→ Task
Starting at the line with "Convert this screenshot", transcribe each line through the final one, both included, and add nothing.

→ Records provided
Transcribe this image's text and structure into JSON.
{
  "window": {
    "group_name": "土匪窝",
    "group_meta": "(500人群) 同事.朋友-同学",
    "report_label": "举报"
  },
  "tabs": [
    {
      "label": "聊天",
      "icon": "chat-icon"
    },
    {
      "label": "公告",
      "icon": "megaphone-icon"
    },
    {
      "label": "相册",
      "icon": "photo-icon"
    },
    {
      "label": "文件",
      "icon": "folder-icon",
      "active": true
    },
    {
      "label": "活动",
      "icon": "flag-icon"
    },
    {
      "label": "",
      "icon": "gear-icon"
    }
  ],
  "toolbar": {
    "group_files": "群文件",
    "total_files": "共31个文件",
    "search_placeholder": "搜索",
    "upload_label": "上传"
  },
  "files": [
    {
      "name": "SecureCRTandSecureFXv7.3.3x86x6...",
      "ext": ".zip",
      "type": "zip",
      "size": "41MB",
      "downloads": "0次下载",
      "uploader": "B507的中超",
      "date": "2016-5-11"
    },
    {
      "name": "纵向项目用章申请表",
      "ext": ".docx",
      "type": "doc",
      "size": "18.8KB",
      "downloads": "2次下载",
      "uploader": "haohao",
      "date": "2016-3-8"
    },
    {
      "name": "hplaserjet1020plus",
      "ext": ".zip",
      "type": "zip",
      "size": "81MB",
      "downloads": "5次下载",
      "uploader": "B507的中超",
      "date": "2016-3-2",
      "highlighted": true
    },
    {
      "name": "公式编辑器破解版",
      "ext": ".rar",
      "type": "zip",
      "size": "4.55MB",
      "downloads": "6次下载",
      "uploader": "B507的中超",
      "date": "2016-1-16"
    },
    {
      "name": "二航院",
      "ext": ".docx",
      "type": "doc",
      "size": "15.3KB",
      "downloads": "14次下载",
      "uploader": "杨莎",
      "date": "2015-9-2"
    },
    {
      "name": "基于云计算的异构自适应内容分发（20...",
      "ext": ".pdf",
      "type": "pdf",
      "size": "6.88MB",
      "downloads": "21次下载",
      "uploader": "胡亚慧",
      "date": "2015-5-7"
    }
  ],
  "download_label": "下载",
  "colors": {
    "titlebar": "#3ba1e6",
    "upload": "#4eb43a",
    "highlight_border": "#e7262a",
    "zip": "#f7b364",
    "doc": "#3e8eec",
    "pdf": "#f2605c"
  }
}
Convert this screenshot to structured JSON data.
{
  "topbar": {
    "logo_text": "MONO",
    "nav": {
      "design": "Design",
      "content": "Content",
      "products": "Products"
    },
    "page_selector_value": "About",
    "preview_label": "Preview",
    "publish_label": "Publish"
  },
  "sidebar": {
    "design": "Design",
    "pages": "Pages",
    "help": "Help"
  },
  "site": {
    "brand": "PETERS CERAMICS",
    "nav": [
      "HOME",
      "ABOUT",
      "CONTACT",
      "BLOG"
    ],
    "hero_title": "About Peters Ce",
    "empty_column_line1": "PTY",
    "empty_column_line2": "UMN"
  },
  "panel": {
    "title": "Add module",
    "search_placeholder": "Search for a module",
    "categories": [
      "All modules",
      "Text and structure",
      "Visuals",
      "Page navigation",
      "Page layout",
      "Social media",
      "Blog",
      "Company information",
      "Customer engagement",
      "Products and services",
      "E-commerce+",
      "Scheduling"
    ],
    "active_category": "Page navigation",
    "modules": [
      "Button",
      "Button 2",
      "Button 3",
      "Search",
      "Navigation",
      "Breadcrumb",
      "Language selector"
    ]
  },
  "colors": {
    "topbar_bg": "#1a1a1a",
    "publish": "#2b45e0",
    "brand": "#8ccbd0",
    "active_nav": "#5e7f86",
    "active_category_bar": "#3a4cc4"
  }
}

→ Solution to this exercise
Convert this screenshot to structured JSON data.
{
  "topbar": {
    "logo_text": "MONO",
    "nav": {
      "design": "Design",
      "content": "Content",
      "products": "Products"
    },
    "page_selector_value": "About",
    "preview_label": "Preview",
    "publish_label": "Publish"
  },
  "sidebar": {
    "design": "Design",
    "pages": "Pages",
    "help": "Help"
  },
  "site": {
    "brand": "PETERS CERAMICS",
    "nav": [
      "HOME",
      "ABOUT",
      "CONTACT",
      "BLOG"
    ],
    "hero_title": "About Peters Ce",
    "empty_column_line1": "PTY",
    "empty_column_line2": "UMN"
  },
  "panel": {
    "title": "Add module",
    "search_placeholder": "Search for a module",
    "categories": [
      "All modules",
      "Text and structure",
      "Visuals",
      "Page navigation",
      "Page layout",
      "Social media",
      "Blog",
      "Company information",
      "Customer engagement",
      "Products and services",
      "E-commerce+",
      "Scheduling"
    ],
    "active_category": "Page navigation",
    "modules": [
      "Button",
      "Button 2",
      "Button 3",
      "Search",
      "Navigation",
      "Breadcrumb",
      "Language selector"
    ]
  },
  "colors": {
    "topbar_bg": "#1a1a1a",
    "publish": "#2b45e0",
    "brand": "#8ccbd0",
    "active_nav": "#5e7f86",
    "active_category_bar": "#3a4cc4"
  }
}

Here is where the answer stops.